> **What you will do**: Copy out all the lines where "أبان" shows up.
[begin Record list]
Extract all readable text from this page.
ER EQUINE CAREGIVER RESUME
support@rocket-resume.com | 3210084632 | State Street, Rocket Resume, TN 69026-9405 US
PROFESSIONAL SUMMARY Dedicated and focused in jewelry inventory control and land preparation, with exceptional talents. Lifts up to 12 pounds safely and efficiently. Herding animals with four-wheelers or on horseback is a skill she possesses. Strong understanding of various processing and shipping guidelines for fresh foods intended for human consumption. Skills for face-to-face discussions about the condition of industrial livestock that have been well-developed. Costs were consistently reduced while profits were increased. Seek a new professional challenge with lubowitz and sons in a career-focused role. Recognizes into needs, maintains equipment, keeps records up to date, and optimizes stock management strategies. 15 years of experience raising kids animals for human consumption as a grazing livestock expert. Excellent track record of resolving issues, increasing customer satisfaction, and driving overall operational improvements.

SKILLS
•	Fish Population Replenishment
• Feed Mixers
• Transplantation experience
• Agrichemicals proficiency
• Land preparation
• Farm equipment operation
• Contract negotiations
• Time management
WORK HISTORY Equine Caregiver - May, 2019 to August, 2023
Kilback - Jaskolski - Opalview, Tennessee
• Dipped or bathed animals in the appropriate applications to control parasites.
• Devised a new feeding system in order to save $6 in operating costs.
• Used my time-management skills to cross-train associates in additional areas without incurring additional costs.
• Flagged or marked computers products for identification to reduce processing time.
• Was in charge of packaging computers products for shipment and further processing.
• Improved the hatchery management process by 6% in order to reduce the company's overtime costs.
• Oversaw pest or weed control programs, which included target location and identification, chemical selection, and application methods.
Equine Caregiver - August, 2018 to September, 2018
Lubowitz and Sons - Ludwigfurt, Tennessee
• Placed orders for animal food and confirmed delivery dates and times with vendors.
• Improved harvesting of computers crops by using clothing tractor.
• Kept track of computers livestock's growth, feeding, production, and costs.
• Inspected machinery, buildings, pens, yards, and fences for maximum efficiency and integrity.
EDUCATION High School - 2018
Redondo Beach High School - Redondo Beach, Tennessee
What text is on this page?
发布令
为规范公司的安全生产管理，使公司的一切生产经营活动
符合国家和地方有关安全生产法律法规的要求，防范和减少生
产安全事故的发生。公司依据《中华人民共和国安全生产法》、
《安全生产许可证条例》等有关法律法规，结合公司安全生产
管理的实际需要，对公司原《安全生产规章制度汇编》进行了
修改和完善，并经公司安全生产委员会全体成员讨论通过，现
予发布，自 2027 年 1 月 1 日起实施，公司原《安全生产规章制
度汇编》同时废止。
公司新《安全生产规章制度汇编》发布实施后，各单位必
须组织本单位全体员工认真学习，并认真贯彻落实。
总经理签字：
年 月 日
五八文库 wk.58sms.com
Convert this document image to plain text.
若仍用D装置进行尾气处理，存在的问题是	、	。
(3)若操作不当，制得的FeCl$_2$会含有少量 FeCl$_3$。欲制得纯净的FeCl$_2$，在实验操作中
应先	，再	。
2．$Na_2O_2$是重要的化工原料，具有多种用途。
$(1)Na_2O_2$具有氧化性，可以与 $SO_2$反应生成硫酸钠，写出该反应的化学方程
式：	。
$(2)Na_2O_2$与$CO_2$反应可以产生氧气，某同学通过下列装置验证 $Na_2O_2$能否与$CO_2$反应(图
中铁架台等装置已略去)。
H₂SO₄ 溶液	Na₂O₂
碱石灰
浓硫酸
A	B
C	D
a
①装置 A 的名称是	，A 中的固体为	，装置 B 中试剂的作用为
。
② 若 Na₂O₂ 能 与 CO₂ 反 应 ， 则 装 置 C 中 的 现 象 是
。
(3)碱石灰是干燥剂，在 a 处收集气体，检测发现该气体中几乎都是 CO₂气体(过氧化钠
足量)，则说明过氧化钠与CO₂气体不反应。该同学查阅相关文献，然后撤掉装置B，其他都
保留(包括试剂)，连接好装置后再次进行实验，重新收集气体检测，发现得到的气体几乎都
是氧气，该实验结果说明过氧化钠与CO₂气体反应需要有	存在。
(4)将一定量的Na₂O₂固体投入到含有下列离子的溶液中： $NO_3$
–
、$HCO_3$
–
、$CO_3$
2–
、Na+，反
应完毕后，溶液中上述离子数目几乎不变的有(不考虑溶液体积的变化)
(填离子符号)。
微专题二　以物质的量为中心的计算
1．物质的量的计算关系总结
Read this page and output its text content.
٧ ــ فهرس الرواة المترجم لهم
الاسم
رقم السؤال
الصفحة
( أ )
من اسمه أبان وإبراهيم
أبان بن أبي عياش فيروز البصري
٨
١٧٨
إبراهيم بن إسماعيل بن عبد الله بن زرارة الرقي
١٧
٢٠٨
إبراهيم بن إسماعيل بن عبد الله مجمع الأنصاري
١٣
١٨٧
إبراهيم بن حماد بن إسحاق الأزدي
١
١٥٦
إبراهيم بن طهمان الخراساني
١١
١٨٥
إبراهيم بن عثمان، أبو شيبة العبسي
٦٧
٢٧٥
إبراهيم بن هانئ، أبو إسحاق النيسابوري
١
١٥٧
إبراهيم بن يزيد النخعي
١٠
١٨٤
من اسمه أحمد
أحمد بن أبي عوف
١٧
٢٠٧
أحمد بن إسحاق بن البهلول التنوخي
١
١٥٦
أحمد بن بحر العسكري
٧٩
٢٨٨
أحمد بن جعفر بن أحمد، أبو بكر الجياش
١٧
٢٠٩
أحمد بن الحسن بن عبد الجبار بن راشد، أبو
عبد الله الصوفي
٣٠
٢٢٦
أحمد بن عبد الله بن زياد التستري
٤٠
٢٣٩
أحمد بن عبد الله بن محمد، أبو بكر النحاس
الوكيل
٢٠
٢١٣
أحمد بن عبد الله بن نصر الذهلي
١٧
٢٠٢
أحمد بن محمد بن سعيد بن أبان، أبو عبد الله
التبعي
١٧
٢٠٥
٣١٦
[end Record list]
> **Exercise result**:
من اسمه أبان وإبراهيم
أبان بن أبي عياش فيروز البصري
أحمد بن محمد بن سعيد بن أبان، أبو عبد الله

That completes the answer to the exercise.